_Stated goal_. Copy out the listing exactly.

_Dataset content_.
^^^^

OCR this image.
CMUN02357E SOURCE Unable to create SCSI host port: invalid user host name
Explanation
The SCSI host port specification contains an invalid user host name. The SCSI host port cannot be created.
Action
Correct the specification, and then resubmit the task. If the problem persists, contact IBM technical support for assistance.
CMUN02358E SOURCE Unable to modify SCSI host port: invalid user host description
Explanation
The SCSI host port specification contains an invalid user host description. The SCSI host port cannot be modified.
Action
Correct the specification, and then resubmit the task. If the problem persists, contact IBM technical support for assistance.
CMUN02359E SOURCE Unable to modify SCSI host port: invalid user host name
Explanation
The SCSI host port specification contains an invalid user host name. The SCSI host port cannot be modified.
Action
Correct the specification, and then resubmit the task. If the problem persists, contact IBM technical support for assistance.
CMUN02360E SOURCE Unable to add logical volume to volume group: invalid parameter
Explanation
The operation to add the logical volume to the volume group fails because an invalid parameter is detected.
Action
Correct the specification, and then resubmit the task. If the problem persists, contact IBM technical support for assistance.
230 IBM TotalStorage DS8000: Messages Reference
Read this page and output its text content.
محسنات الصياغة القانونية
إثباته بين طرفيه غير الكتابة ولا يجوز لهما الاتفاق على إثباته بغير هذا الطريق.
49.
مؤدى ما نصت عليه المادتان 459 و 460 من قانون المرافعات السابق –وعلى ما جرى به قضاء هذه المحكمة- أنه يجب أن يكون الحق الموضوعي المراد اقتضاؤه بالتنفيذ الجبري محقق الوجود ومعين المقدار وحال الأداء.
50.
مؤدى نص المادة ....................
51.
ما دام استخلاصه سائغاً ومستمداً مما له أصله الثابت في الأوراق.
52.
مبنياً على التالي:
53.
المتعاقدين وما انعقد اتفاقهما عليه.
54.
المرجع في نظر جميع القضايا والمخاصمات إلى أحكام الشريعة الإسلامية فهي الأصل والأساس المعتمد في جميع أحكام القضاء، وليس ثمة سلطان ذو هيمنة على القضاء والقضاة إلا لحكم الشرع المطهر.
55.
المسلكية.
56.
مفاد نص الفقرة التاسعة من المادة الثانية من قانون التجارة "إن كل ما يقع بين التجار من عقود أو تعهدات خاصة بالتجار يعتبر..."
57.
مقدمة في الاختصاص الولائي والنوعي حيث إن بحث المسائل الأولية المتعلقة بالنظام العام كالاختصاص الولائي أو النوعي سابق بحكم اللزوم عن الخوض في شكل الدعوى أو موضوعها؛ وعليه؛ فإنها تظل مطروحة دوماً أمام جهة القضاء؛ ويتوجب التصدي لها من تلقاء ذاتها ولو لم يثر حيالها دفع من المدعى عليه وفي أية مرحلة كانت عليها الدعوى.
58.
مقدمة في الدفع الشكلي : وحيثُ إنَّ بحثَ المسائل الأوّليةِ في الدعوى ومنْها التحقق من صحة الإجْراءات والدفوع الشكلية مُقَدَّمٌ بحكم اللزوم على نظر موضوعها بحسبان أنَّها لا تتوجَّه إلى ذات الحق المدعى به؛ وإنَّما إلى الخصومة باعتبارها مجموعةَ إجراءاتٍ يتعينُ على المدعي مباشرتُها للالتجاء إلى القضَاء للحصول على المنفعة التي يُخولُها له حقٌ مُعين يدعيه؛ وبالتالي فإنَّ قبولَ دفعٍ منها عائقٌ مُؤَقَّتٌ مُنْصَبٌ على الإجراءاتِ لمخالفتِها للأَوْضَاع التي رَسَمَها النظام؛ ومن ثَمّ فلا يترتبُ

^^^^

_Full answer_.
OCR this image.
CMUN02357E SOURCE Unable to create SCSI host port: invalid user host name
Explanation
The SCSI host port specification contains an invalid user host name. The SCSI host port cannot be created.
Action
Correct the specification, and then resubmit the task. If the problem persists, contact IBM technical support for assistance.
CMUN02358E SOURCE Unable to modify SCSI host port: invalid user host description
Explanation
The SCSI host port specification contains an invalid user host description. The SCSI host port cannot be modified.
Action
Correct the specification, and then resubmit the task. If the problem persists, contact IBM technical support for assistance.
CMUN02359E SOURCE Unable to modify SCSI host port: invalid user host name
Explanation
The SCSI host port specification contains an invalid user host name. The SCSI host port cannot be modified.
Action
Correct the specification, and then resubmit the task. If the problem persists, contact IBM technical support for assistance.
CMUN02360E SOURCE Unable to add logical volume to volume group: invalid parameter
Explanation
The operation to add the logical volume to the volume group fails because an invalid parameter is detected.
Action
Correct the specification, and then resubmit the task. If the problem persists, contact IBM technical support for assistance.
230 IBM TotalStorage DS8000: Messages Reference
Read this page and output its text content.
محسنات الصياغة القانونية
إثباته بين طرفيه غير الكتابة ولا يجوز لهما الاتفاق على إثباته بغير هذا الطريق.
49.
مؤدى ما نصت عليه المادتان 459 و 460 من قانون المرافعات السابق –وعلى ما جرى به قضاء هذه المحكمة- أنه يجب أن يكون الحق الموضوعي المراد اقتضاؤه بالتنفيذ الجبري محقق الوجود ومعين المقدار وحال الأداء.
50.
مؤدى نص المادة ....................
51.
ما دام استخلاصه سائغاً ومستمداً مما له أصله الثابت في الأوراق.
52.
مبنياً على التالي:
53.
المتعاقدين وما انعقد اتفاقهما عليه.
54.
المرجع في نظر جميع القضايا والمخاصمات إلى أحكام الشريعة الإسلامية فهي الأصل والأساس المعتمد في جميع أحكام القضاء، وليس ثمة سلطان ذو هيمنة على القضاء والقضاة إلا لحكم الشرع المطهر.
55.
المسلكية.
56.
مفاد نص الفقرة التاسعة من المادة الثانية من قانون التجارة "إن كل ما يقع بين التجار من عقود أو تعهدات خاصة بالتجار يعتبر..."
57.
مقدمة في الاختصاص الولائي والنوعي حيث إن بحث المسائل الأولية المتعلقة بالنظام العام كالاختصاص الولائي أو النوعي سابق بحكم اللزوم عن الخوض في شكل الدعوى أو موضوعها؛ وعليه؛ فإنها تظل مطروحة دوماً أمام جهة القضاء؛ ويتوجب التصدي لها من تلقاء ذاتها ولو لم يثر حيالها دفع من المدعى عليه وفي أية مرحلة كانت عليها الدعوى.
58.
مقدمة في الدفع الشكلي : وحيثُ إنَّ بحثَ المسائل الأوّليةِ في الدعوى ومنْها التحقق من صحة الإجْراءات والدفوع الشكلية مُقَدَّمٌ بحكم اللزوم على نظر موضوعها بحسبان أنَّها لا تتوجَّه إلى ذات الحق المدعى به؛ وإنَّما إلى الخصومة باعتبارها مجموعةَ إجراءاتٍ يتعينُ على المدعي مباشرتُها للالتجاء إلى القضَاء للحصول على المنفعة التي يُخولُها له حقٌ مُعين يدعيه؛ وبالتالي فإنَّ قبولَ دفعٍ منها عائقٌ مُؤَقَّتٌ مُنْصَبٌ على الإجراءاتِ لمخالفتِها للأَوْضَاع التي رَسَمَها النظام؛ ومن ثَمّ فلا يترتبُ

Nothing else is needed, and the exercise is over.